══ Texte à lire ══
Ainsi Rodrigo de Jerez, premier fumeur de cigares européen, fut accusé de sorcellerie à cause de la fumée qui sortait de sa bouche et de ses narines; elle effrayait ses concitoyens, car elle ne pouvait être, pour eux, que l’œuvre du diable ; il fut pour cela emprisonné à Ayamonte par l’Inquisition. Le pape URBAIN II en 1590 menaça d’excommunier quiconque fumerait dans un édifice religieux. URBAIN VIII en 1642 dénonça quant à lui les « humeurs dégoutantes que le tabac provoque » et interdit « à tous en général et à chacun en particulier de prendre du tabac soit en le mâchant, en le fumant ou en poudre par le nez, si quelqu’un contrevient à ces dispositions qu’il soit excommunié ».
═══
**Objectif de l'exercice:** D'après le texte sur l'histoire du tabac, dans quelle ville Rodrigo de Jerez fut-il emprisonné ? Les items proviennent d'une autre source que le texte.
══ Données fournies ══
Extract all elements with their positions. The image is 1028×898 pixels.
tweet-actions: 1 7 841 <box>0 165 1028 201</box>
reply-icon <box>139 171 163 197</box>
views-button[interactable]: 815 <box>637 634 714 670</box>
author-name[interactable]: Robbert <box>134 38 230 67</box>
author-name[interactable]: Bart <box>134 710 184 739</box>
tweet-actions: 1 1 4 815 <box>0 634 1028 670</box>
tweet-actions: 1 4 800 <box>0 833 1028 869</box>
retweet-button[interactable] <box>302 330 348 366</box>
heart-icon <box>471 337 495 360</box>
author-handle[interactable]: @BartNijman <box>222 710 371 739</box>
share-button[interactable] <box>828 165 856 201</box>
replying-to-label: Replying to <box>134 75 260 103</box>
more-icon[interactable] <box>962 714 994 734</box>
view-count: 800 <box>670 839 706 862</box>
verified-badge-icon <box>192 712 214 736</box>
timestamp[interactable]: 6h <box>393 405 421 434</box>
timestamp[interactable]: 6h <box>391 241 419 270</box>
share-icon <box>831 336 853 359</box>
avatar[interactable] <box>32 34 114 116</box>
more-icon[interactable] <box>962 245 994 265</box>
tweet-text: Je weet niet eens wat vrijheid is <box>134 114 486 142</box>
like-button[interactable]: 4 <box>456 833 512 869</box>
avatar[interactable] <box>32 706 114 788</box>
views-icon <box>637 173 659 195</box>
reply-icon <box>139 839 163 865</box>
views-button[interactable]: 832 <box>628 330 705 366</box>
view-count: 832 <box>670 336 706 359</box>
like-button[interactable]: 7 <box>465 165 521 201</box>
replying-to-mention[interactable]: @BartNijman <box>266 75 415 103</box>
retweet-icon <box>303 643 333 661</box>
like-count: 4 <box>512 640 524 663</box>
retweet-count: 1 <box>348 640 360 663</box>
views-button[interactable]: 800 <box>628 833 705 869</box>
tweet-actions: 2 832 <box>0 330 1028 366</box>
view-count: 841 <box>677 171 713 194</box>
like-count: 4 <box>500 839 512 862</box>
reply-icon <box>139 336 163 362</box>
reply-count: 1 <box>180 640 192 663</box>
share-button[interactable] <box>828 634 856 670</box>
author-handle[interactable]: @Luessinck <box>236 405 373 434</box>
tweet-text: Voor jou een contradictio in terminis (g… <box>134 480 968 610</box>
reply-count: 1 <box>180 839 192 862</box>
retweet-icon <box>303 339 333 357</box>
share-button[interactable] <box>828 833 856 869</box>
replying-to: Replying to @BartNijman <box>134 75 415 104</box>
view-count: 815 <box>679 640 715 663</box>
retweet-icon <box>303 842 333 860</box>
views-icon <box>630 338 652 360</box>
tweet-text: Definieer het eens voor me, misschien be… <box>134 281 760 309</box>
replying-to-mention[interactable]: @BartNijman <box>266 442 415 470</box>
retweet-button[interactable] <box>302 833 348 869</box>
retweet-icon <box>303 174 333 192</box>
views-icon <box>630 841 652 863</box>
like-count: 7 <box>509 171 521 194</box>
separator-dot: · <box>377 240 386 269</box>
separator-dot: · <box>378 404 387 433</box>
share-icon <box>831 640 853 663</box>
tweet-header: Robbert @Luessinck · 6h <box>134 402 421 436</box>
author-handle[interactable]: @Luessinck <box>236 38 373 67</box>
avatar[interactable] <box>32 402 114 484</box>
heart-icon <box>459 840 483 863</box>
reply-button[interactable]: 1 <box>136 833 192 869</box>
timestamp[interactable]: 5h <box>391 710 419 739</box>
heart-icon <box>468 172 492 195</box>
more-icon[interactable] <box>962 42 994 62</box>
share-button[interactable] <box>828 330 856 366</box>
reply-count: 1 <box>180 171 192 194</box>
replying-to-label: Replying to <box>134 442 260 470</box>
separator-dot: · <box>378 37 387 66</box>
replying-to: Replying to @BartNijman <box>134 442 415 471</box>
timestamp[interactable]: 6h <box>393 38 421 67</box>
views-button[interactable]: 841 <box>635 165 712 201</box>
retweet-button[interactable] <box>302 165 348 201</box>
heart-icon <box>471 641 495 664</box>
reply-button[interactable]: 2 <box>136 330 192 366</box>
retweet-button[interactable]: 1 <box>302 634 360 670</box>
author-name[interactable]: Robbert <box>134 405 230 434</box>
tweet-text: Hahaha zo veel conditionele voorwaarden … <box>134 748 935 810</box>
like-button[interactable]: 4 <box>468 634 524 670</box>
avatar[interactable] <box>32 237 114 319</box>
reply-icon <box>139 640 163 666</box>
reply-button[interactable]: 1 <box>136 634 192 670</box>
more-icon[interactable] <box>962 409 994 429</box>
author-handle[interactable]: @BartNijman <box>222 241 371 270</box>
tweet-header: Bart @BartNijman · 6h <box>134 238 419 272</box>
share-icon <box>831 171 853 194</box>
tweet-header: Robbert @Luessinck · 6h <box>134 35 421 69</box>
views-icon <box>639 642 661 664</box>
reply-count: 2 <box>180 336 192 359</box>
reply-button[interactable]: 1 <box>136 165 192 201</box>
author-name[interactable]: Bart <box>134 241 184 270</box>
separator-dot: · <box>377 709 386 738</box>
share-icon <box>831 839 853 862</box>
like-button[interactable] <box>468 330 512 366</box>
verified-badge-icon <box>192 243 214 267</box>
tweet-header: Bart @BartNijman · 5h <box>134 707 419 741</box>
═══
**Réponse ci-dessous:** À Ayamonte, par l'Inquisition.